→ **Given request**
Locate the string "dicitur" in the records below. Copy every line where it occurs.

→ **Given records**
** Start **
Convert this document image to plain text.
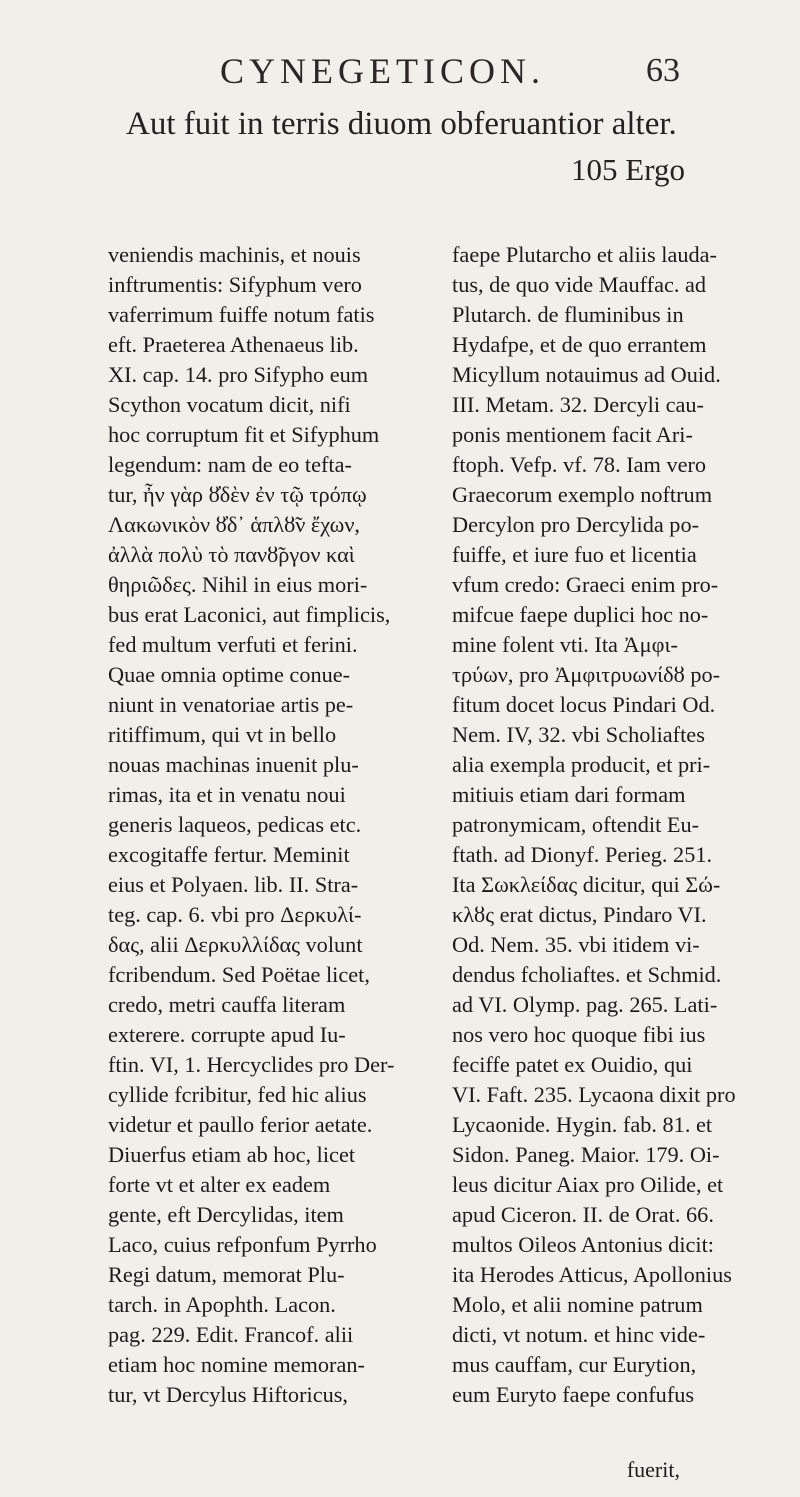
CYNEGETICON.	63
Aut fuit in terris diuom obferuantior alter.
105 Ergo
veniendis machinis, et nouis
inftrumentis: Sifyphum vero
vaferrimum fuiffe notum fatis
eft. Praeterea Athenaeus lib.
XI. cap. 14. pro Sifypho eum
Scython vocatum dicit, nifi
hoc corruptum fit et Sifyphum
legendum: nam de eo tefta-
tur, ἦν γὰρ ȣ̓δὲν ἐν τῷ τρόπῳ
Λακωνικὸν ȣ̓δ᾽ ἁπλȣ̃ν ἔχων,
ἀλλὰ πολὺ τὸ πανȣ̃ργον καὶ
θηριῶδες. Nihil in eius mori-
bus erat Laconici, aut fimplicis,
fed multum verfuti et ferini.
Quae omnia optime conue-
niunt in venatoriae artis pe-
ritiffimum, qui vt in bello
nouas machinas inuenit plu-
rimas, ita et in venatu noui
generis laqueos, pedicas etc.
excogitaffe fertur. Meminit
eius et Polyaen. lib. II. Stra-
teg. cap. 6. vbi pro Δερκυλί-
δας, alii Δερκυλλίδας volunt
fcribendum. Sed Poëtae licet,
credo, metri cauffa literam
exterere. corrupte apud Iu-
ftin. VI, 1. Hercyclides pro Der-
cyllide fcribitur, fed hic alius
videtur et paullo ferior aetate.
Diuerfus etiam ab hoc, licet
forte vt et alter ex eadem
gente, eft Dercylidas, item
Laco, cuius refponfum Pyrrho
Regi datum, memorat Plu-
tarch. in Apophth. Lacon.
pag. 229. Edit. Francof. alii
etiam hoc nomine memoran-
tur, vt Dercylus Hiftoricus,
faepe Plutarcho et aliis lauda-
tus, de quo vide Mauffac. ad
Plutarch. de fluminibus in
Hydafpe, et de quo errantem
Micyllum notauimus ad Ouid.
III. Metam. 32. Dercyli cau-
ponis mentionem facit Ari-
ftoph. Vefp. vf. 78. Iam vero
Graecorum exemplo noftrum
Dercylon pro Dercylida po-
fuiffe, et iure fuo et licentia
vfum credo: Graeci enim pro-
mifcue faepe duplici hoc no-
mine folent vti. Ita Ἀμφι-
τρύων, pro Ἀμφιτρυωνίδȣ po-
fitum docet locus Pindari Od.
Nem. IV, 32. vbi Scholiaftes
alia exempla producit, et pri-
mitiuis etiam dari formam
patronymicam, oftendit Eu-
ftath. ad Dionyf. Perieg. 251.
Ita Σωκλείδας dicitur, qui Σώ-
κλȣς erat dictus, Pindaro VI.
Od. Nem. 35. vbi itidem vi-
dendus fcholiaftes. et Schmid.
ad VI. Olymp. pag. 265. Lati-
nos vero hoc quoque fibi ius
feciffe patet ex Ouidio, qui
VI. Faft. 235. Lycaona dixit pro
Lycaonide. Hygin. fab. 81. et
Sidon. Paneg. Maior. 179. Oi-
leus dicitur Aiax pro Oilide, et
apud Ciceron. II. de Orat. 66.
multos Oileos Antonius dicit:
ita Herodes Atticus, Apollonius
Molo, et alii nomine patrum
dicti, vt notum. et hinc vide-
mus cauffam, cur Eurytion,
eum Euryto faepe confufus
fuerit,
** End **
→ **Worked answer**
Ita Σωκλείδας dicitur, qui Σώ-
leus dicitur Aiax pro Oilide, et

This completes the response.